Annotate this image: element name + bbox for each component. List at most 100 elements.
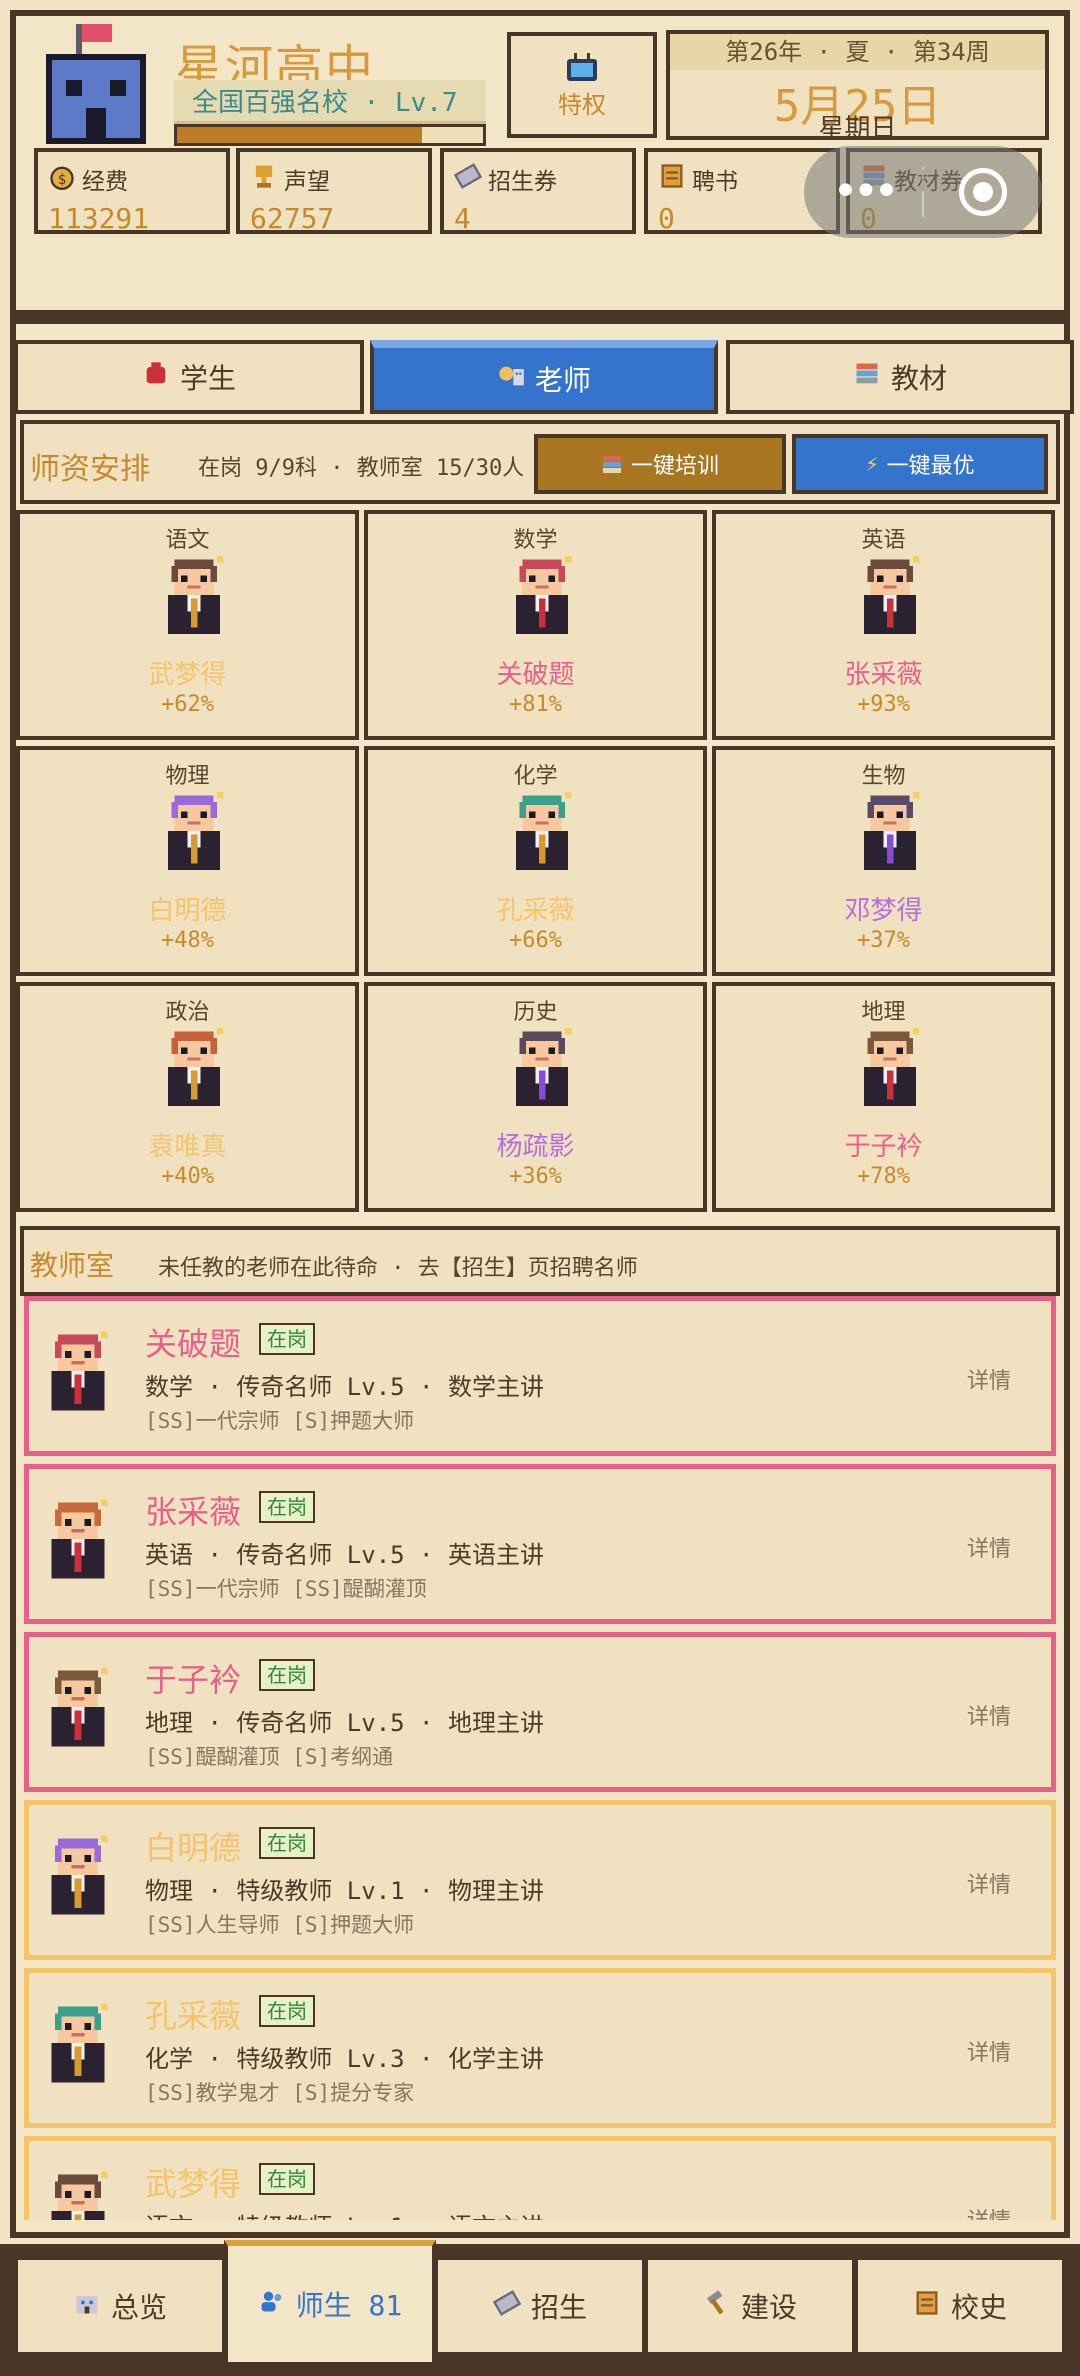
teacher-avatar bbox=[156, 1028, 232, 1106]
arrangement-title: 师资安排 bbox=[30, 452, 150, 487]
date-weekday: 星期日 bbox=[818, 114, 897, 144]
teacher-card[interactable]: 于子衿 在岗 地理 · 传奇名师 Lv.5 · 地理主讲 [SS]醍醐灌顶 [S]考纲… bbox=[24, 1632, 1056, 1792]
subject-slot[interactable]: 语文 武梦得 +62% bbox=[16, 510, 359, 740]
status-badge: 在岗 bbox=[259, 1995, 315, 2027]
teacher-bonus: +62% bbox=[161, 692, 214, 717]
teacher-list[interactable]: 关破题 在岗 数学 · 传奇名师 Lv.5 · 数学主讲 [SS]一代宗师 [S]押题… bbox=[20, 1296, 1060, 2220]
money-bag-icon: $ bbox=[48, 162, 76, 196]
privilege-label: 特权 bbox=[558, 90, 606, 119]
teacher-card[interactable]: 孔采薇 在岗 化学 · 特级教师 Lv.3 · 化学主讲 [SS]教学鬼才 [S]提分… bbox=[24, 1968, 1056, 2128]
tab-books[interactable]: 教材 bbox=[726, 340, 1074, 414]
resource-label-row: $ 经费 bbox=[48, 162, 216, 196]
teacher-name: 关破题 bbox=[145, 1325, 242, 1363]
subject-label: 物理 bbox=[165, 764, 210, 789]
resource-1: 声望 62757 bbox=[236, 148, 432, 235]
teacher-avatar bbox=[852, 792, 928, 870]
nav-label: 师生 81 bbox=[295, 2289, 403, 2322]
nav-people[interactable]: 师生 81 bbox=[224, 2240, 436, 2366]
lightning-icon: ⚡ bbox=[865, 451, 879, 477]
teacher-info: 英语 · 传奇名师 Lv.5 · 英语主讲 bbox=[145, 1541, 544, 1569]
teacher-avatar bbox=[45, 1835, 111, 1923]
teacher-bonus: +40% bbox=[161, 1164, 214, 1189]
teacher-name: 于子衿 bbox=[145, 1661, 242, 1699]
tab-label: 老师 bbox=[534, 364, 591, 397]
subject-slot[interactable]: 生物 邓梦得 +37% bbox=[712, 746, 1055, 976]
nav-ticket[interactable]: 招生 bbox=[434, 2256, 646, 2356]
optimize-all-button[interactable]: ⚡ 一键最优 bbox=[792, 434, 1048, 494]
teacher-room-info: 未任教的老师在此待命 · 去【招生】页招聘名师 bbox=[158, 1256, 638, 1281]
subject-label: 地理 bbox=[861, 1000, 906, 1025]
teacher-avatar bbox=[504, 556, 580, 634]
teacher-avatar bbox=[45, 1499, 111, 1587]
nav-scroll[interactable]: 校史 bbox=[854, 2256, 1066, 2356]
resource-label: 聘书 bbox=[692, 169, 738, 195]
subject-slot[interactable]: 物理 白明德 +48% bbox=[16, 746, 359, 976]
teacher-traits: [SS]醍醐灌顶 [S]考纲通 bbox=[145, 1745, 394, 1769]
train-all-label: 一键培训 bbox=[630, 454, 719, 479]
subject-label: 英语 bbox=[861, 528, 906, 553]
teacher-name: 于子衿 bbox=[844, 1132, 923, 1162]
subject-slot[interactable]: 数学 关破题 +81% bbox=[364, 510, 707, 740]
details-link[interactable]: 详情 bbox=[967, 1531, 1011, 1563]
close-program-icon[interactable] bbox=[924, 168, 1042, 216]
teacher-avatar bbox=[45, 1667, 111, 1755]
teacher-card[interactable]: 张采薇 在岗 英语 · 传奇名师 Lv.5 · 英语主讲 [SS]一代宗师 [SS]醍… bbox=[24, 1464, 1056, 1624]
details-link[interactable]: 详情 bbox=[967, 2203, 1011, 2220]
details-link[interactable]: 详情 bbox=[967, 1699, 1011, 1731]
teacher-name: 武梦得 bbox=[148, 660, 227, 690]
people-icon bbox=[258, 2287, 286, 2322]
teacher-name: 白明德 bbox=[148, 896, 227, 926]
teacher-avatar bbox=[852, 1028, 928, 1106]
teacher-bonus: +78% bbox=[857, 1164, 910, 1189]
teacher-card[interactable]: 关破题 在岗 数学 · 传奇名师 Lv.5 · 数学主讲 [SS]一代宗师 [S]押题… bbox=[24, 1296, 1056, 1456]
tab-student[interactable]: 学生 bbox=[14, 340, 364, 414]
teacher-avatar bbox=[45, 2171, 111, 2220]
teacher-name: 白明德 bbox=[145, 1829, 242, 1867]
details-link[interactable]: 详情 bbox=[967, 1363, 1011, 1395]
more-options-icon[interactable]: ••• bbox=[804, 162, 922, 222]
teacher-avatar bbox=[45, 1331, 111, 1419]
status-badge: 在岗 bbox=[259, 1827, 315, 1859]
arrangement-info: 在岗 9/9科 · 教师室 15/30人 bbox=[198, 456, 525, 481]
teacher-info: 语文 · 特级教师 Lv.1 · 语文主讲 bbox=[145, 2207, 544, 2220]
teacher-room-title: 教师室 bbox=[30, 1249, 115, 1282]
xp-bar bbox=[174, 124, 486, 146]
details-link[interactable]: 详情 bbox=[967, 2035, 1011, 2067]
status-badge: 在岗 bbox=[259, 2163, 315, 2195]
teacher-name: 袁唯真 bbox=[148, 1132, 227, 1162]
privilege-button[interactable]: 特权 bbox=[507, 32, 657, 138]
teacher-avatar bbox=[504, 1028, 580, 1106]
resource-value: 0 bbox=[658, 202, 675, 235]
teacher-avatar bbox=[45, 2003, 111, 2091]
teacher-info: 数学 · 传奇名师 Lv.5 · 数学主讲 bbox=[145, 1373, 544, 1401]
teacher-bonus: +93% bbox=[857, 692, 910, 717]
nav-school[interactable]: 总览 bbox=[14, 2256, 226, 2356]
tab-teacher[interactable]: 老师 bbox=[370, 340, 718, 414]
resource-label-row: 聘书 bbox=[658, 162, 826, 196]
subject-slot[interactable]: 政治 袁唯真 +40% bbox=[16, 982, 359, 1212]
teacher-card[interactable]: 武梦得在岗语文 · 特级教师 Lv.1 · 语文主讲 详情 bbox=[24, 2136, 1056, 2220]
tab-label: 教材 bbox=[890, 362, 947, 395]
teacher-name: 孔采薇 bbox=[496, 896, 575, 926]
subject-slot[interactable]: 英语张采薇 +93% bbox=[712, 510, 1055, 740]
resource-label-row: 招生券 bbox=[453, 162, 622, 196]
status-badge: 在岗 bbox=[259, 1659, 315, 1691]
resource-value: 113291 bbox=[48, 202, 150, 235]
subject-slot[interactable]: 地理于子衿 +78% bbox=[712, 982, 1055, 1212]
subject-label: 数学 bbox=[513, 528, 558, 553]
teacher-name: 邓梦得 bbox=[844, 896, 923, 926]
teacher-card[interactable]: 白明德 在岗 物理 · 特级教师 Lv.1 · 物理主讲 [SS]人生导师 [S]押题… bbox=[24, 1800, 1056, 1960]
details-link[interactable]: 详情 bbox=[967, 1867, 1011, 1899]
teacher-name: 张采薇 bbox=[844, 660, 923, 690]
train-all-button[interactable]: 一键培训 bbox=[534, 434, 786, 494]
teacher-bonus: +36% bbox=[509, 1164, 562, 1189]
hammer-icon bbox=[703, 2289, 731, 2324]
subject-slot[interactable]: 化学 孔采薇 +66% bbox=[364, 746, 707, 976]
school-icon bbox=[73, 2289, 101, 2324]
school-rank: 全国百强名校 · Lv.7 bbox=[174, 80, 486, 124]
teacher-avatar bbox=[156, 792, 232, 870]
nav-label: 建设 bbox=[740, 2291, 797, 2324]
teacher-avatar bbox=[156, 556, 232, 634]
nav-hammer[interactable]: 建设 bbox=[644, 2256, 856, 2356]
subject-slot[interactable]: 历史 杨疏影 +36% bbox=[364, 982, 707, 1212]
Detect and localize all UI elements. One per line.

-=-=-

From the records above, repeat the lines exactly, starting with the line containing "teacher-avatar bbox=[156, 1028, 232, 1106]" and ending with the line containing "tab-label: 老师 bbox=[534, 364, 591, 397]", both included.

teacher-avatar bbox=[156, 1028, 232, 1106]
arrangement-title: 师资安排 bbox=[30, 452, 150, 487]
date-weekday: 星期日 bbox=[818, 114, 897, 144]
teacher-card[interactable]: 于子衿 在岗 地理 · 传奇名师 Lv.5 · 地理主讲 [SS]醍醐灌顶 [S]考纲… bbox=[24, 1632, 1056, 1792]
subject-slot[interactable]: 语文 武梦得 +62% bbox=[16, 510, 359, 740]
status-badge: 在岗 bbox=[259, 1995, 315, 2027]
teacher-bonus: +62% bbox=[161, 692, 214, 717]
teacher-list[interactable]: 关破题 在岗 数学 · 传奇名师 Lv.5 · 数学主讲 [SS]一代宗师 [S]押题… bbox=[20, 1296, 1060, 2220]
money-bag-icon: $ bbox=[48, 162, 76, 196]
privilege-label: 特权 bbox=[558, 90, 606, 119]
teacher-card[interactable]: 孔采薇 在岗 化学 · 特级教师 Lv.3 · 化学主讲 [SS]教学鬼才 [S]提分… bbox=[24, 1968, 1056, 2128]
tab-books[interactable]: 教材 bbox=[726, 340, 1074, 414]
resource-label-row: $ 经费 bbox=[48, 162, 216, 196]
teacher-name: 关破题 bbox=[145, 1325, 242, 1363]
subject-label: 物理 bbox=[165, 764, 210, 789]
resource-1: 声望 62757 bbox=[236, 148, 432, 235]
teacher-avatar bbox=[852, 792, 928, 870]
nav-label: 师生 81 bbox=[295, 2289, 403, 2322]
nav-people[interactable]: 师生 81 bbox=[224, 2240, 436, 2366]
lightning-icon: ⚡ bbox=[865, 451, 879, 477]
teacher-info: 英语 · 传奇名师 Lv.5 · 英语主讲 bbox=[145, 1541, 544, 1569]
teacher-avatar bbox=[45, 1835, 111, 1923]
teacher-bonus: +40% bbox=[161, 1164, 214, 1189]
teacher-name: 于子衿 bbox=[145, 1661, 242, 1699]
tab-label: 老师 bbox=[534, 364, 591, 397]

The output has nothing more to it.